Region and label listings:
#####

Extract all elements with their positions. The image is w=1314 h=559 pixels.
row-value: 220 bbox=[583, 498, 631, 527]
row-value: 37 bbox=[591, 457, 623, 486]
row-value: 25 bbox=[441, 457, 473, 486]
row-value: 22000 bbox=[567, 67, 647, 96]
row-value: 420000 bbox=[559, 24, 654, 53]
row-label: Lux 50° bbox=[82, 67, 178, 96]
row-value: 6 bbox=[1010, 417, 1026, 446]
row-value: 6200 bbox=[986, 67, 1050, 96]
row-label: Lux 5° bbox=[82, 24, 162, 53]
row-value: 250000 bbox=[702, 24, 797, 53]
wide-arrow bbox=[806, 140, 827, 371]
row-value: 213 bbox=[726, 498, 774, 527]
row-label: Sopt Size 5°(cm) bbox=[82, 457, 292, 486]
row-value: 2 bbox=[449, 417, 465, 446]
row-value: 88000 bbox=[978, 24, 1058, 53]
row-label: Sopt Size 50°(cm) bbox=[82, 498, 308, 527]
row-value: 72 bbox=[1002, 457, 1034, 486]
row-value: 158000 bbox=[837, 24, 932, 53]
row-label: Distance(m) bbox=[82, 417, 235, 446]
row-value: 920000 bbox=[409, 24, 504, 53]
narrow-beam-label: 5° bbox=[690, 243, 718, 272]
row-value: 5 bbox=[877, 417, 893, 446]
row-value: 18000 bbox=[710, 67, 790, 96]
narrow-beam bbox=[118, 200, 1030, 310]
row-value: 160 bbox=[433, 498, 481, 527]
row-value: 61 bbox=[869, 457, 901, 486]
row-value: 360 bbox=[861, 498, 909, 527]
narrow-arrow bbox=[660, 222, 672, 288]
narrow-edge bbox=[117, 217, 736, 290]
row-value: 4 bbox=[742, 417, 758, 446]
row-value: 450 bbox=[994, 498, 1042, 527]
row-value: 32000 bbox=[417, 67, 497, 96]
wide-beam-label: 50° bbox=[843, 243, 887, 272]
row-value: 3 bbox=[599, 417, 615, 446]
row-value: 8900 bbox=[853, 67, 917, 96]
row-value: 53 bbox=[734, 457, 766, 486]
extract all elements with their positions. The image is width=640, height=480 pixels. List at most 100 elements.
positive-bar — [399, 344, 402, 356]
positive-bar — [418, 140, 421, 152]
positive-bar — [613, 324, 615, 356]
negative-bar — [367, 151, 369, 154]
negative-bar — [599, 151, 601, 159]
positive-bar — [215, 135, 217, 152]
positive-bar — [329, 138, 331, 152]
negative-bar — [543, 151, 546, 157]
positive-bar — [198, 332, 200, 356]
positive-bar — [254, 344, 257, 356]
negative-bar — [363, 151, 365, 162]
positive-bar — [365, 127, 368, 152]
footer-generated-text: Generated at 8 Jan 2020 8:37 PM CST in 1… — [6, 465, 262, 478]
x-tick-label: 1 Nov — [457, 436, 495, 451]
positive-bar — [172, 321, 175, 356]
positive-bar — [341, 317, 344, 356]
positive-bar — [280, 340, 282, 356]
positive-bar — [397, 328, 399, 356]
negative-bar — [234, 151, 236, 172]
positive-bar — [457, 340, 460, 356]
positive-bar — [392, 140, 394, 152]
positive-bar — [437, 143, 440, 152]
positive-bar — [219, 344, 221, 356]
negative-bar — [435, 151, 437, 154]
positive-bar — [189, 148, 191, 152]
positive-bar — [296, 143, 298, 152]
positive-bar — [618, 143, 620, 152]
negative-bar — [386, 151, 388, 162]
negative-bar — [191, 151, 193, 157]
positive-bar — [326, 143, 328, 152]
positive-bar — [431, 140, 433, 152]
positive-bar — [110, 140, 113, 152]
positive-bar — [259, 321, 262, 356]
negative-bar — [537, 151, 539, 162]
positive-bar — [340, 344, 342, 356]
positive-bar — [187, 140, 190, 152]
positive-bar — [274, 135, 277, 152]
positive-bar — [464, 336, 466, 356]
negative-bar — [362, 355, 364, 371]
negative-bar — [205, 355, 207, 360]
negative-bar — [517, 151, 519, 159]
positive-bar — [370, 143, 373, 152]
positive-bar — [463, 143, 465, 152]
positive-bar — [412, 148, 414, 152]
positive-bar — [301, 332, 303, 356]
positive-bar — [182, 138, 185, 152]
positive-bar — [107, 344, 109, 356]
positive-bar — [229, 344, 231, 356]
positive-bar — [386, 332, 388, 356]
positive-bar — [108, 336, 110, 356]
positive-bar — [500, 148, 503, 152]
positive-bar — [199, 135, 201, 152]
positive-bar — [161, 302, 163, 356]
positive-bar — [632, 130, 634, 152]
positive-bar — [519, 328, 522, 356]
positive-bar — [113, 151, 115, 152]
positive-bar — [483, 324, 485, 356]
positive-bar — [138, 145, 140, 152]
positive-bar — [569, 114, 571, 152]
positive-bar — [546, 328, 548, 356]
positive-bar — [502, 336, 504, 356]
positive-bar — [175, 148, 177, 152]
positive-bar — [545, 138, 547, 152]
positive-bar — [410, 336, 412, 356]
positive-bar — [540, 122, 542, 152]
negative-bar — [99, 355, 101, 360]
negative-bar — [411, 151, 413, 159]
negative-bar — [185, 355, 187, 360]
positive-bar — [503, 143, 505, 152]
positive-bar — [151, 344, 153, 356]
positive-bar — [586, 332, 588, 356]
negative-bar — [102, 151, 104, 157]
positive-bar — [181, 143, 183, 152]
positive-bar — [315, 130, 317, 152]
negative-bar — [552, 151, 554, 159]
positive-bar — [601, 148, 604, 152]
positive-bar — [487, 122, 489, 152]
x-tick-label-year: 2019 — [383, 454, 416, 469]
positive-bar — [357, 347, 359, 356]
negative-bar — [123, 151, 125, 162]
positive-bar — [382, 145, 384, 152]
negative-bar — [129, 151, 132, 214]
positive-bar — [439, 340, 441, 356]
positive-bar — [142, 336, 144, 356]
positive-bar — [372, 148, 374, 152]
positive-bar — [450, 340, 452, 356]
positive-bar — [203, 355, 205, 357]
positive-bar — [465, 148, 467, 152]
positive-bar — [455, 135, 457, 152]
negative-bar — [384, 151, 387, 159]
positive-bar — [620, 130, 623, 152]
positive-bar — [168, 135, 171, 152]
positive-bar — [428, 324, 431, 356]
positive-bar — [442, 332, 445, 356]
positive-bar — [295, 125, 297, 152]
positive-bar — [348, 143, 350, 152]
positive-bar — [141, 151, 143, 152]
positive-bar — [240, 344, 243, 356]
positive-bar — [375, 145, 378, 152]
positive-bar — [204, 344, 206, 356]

#####

Repeat the lines of the listing above word for word.

Extract all elements with their positions. The image is w=1314 h=559 pixels.
row-value: 220 bbox=[583, 498, 631, 527]
row-value: 37 bbox=[591, 457, 623, 486]
row-value: 25 bbox=[441, 457, 473, 486]
row-value: 22000 bbox=[567, 67, 647, 96]
row-value: 420000 bbox=[559, 24, 654, 53]
row-label: Lux 50° bbox=[82, 67, 178, 96]
row-value: 6 bbox=[1010, 417, 1026, 446]
row-value: 6200 bbox=[986, 67, 1050, 96]
row-label: Lux 5° bbox=[82, 24, 162, 53]
row-value: 250000 bbox=[702, 24, 797, 53]
wide-arrow bbox=[806, 140, 827, 371]
row-value: 213 bbox=[726, 498, 774, 527]
row-label: Sopt Size 5°(cm) bbox=[82, 457, 292, 486]
row-value: 2 bbox=[449, 417, 465, 446]
row-value: 88000 bbox=[978, 24, 1058, 53]
row-label: Sopt Size 50°(cm) bbox=[82, 498, 308, 527]
row-value: 72 bbox=[1002, 457, 1034, 486]
row-value: 158000 bbox=[837, 24, 932, 53]
row-label: Distance(m) bbox=[82, 417, 235, 446]
row-value: 920000 bbox=[409, 24, 504, 53]
narrow-beam-label: 5° bbox=[690, 243, 718, 272]
row-value: 5 bbox=[877, 417, 893, 446]
row-value: 18000 bbox=[710, 67, 790, 96]
narrow-beam bbox=[118, 200, 1030, 310]
row-value: 160 bbox=[433, 498, 481, 527]
row-value: 61 bbox=[869, 457, 901, 486]
row-value: 360 bbox=[861, 498, 909, 527]
narrow-arrow bbox=[660, 222, 672, 288]
narrow-edge bbox=[117, 217, 736, 290]
row-value: 4 bbox=[742, 417, 758, 446]
row-value: 450 bbox=[994, 498, 1042, 527]
row-value: 32000 bbox=[417, 67, 497, 96]
wide-beam-label: 50° bbox=[843, 243, 887, 272]
row-value: 3 bbox=[599, 417, 615, 446]
row-value: 8900 bbox=[853, 67, 917, 96]
row-value: 53 bbox=[734, 457, 766, 486]
extract all elements with their positions. The image is width=640, height=480 pixels. List at most 100 elements.
positive-bar — [399, 344, 402, 356]
positive-bar — [418, 140, 421, 152]
positive-bar — [613, 324, 615, 356]
negative-bar — [367, 151, 369, 154]
negative-bar — [599, 151, 601, 159]
positive-bar — [215, 135, 217, 152]
positive-bar — [329, 138, 331, 152]
negative-bar — [543, 151, 546, 157]
positive-bar — [198, 332, 200, 356]
positive-bar — [254, 344, 257, 356]
negative-bar — [363, 151, 365, 162]
positive-bar — [365, 127, 368, 152]
footer-generated-text: Generated at 8 Jan 2020 8:37 PM CST in 1… — [6, 465, 262, 478]
x-tick-label: 1 Nov — [457, 436, 495, 451]
positive-bar — [172, 321, 175, 356]
positive-bar — [341, 317, 344, 356]
positive-bar — [280, 340, 282, 356]
positive-bar — [397, 328, 399, 356]
negative-bar — [234, 151, 236, 172]
positive-bar — [457, 340, 460, 356]
positive-bar — [392, 140, 394, 152]
positive-bar — [437, 143, 440, 152]
positive-bar — [219, 344, 221, 356]
negative-bar — [435, 151, 437, 154]
positive-bar — [189, 148, 191, 152]
positive-bar — [296, 143, 298, 152]
positive-bar — [618, 143, 620, 152]
negative-bar — [386, 151, 388, 162]
negative-bar — [191, 151, 193, 157]
positive-bar — [326, 143, 328, 152]
positive-bar — [431, 140, 433, 152]
positive-bar — [110, 140, 113, 152]
positive-bar — [259, 321, 262, 356]
negative-bar — [537, 151, 539, 162]
positive-bar — [340, 344, 342, 356]
positive-bar — [187, 140, 190, 152]
positive-bar — [274, 135, 277, 152]
positive-bar — [464, 336, 466, 356]
negative-bar — [362, 355, 364, 371]
negative-bar — [205, 355, 207, 360]
negative-bar — [517, 151, 519, 159]
positive-bar — [370, 143, 373, 152]
positive-bar — [463, 143, 465, 152]
positive-bar — [412, 148, 414, 152]
positive-bar — [301, 332, 303, 356]
positive-bar — [182, 138, 185, 152]
positive-bar — [107, 344, 109, 356]
positive-bar — [229, 344, 231, 356]
positive-bar — [386, 332, 388, 356]
positive-bar — [108, 336, 110, 356]
positive-bar — [500, 148, 503, 152]
positive-bar — [199, 135, 201, 152]
positive-bar — [161, 302, 163, 356]
positive-bar — [632, 130, 634, 152]
positive-bar — [519, 328, 522, 356]
positive-bar — [113, 151, 115, 152]
positive-bar — [483, 324, 485, 356]
positive-bar — [138, 145, 140, 152]
positive-bar — [569, 114, 571, 152]
positive-bar — [546, 328, 548, 356]
positive-bar — [502, 336, 504, 356]
positive-bar — [175, 148, 177, 152]
positive-bar — [545, 138, 547, 152]
positive-bar — [410, 336, 412, 356]
positive-bar — [540, 122, 542, 152]
negative-bar — [99, 355, 101, 360]
negative-bar — [411, 151, 413, 159]
negative-bar — [185, 355, 187, 360]
positive-bar — [503, 143, 505, 152]
positive-bar — [151, 344, 153, 356]
positive-bar — [586, 332, 588, 356]
negative-bar — [102, 151, 104, 157]
positive-bar — [181, 143, 183, 152]
positive-bar — [315, 130, 317, 152]
negative-bar — [552, 151, 554, 159]
positive-bar — [601, 148, 604, 152]
positive-bar — [487, 122, 489, 152]
x-tick-label-year: 2019 — [383, 454, 416, 469]
positive-bar — [357, 347, 359, 356]
negative-bar — [123, 151, 125, 162]
positive-bar — [382, 145, 384, 152]
negative-bar — [129, 151, 132, 214]
positive-bar — [439, 340, 441, 356]
positive-bar — [142, 336, 144, 356]
positive-bar — [372, 148, 374, 152]
positive-bar — [450, 340, 452, 356]
positive-bar — [203, 355, 205, 357]
positive-bar — [465, 148, 467, 152]
positive-bar — [455, 135, 457, 152]
negative-bar — [384, 151, 387, 159]
positive-bar — [620, 130, 623, 152]
positive-bar — [168, 135, 171, 152]
positive-bar — [428, 324, 431, 356]
positive-bar — [442, 332, 445, 356]
positive-bar — [295, 125, 297, 152]
positive-bar — [348, 143, 350, 152]
positive-bar — [141, 151, 143, 152]
positive-bar — [240, 344, 243, 356]
positive-bar — [375, 145, 378, 152]
positive-bar — [204, 344, 206, 356]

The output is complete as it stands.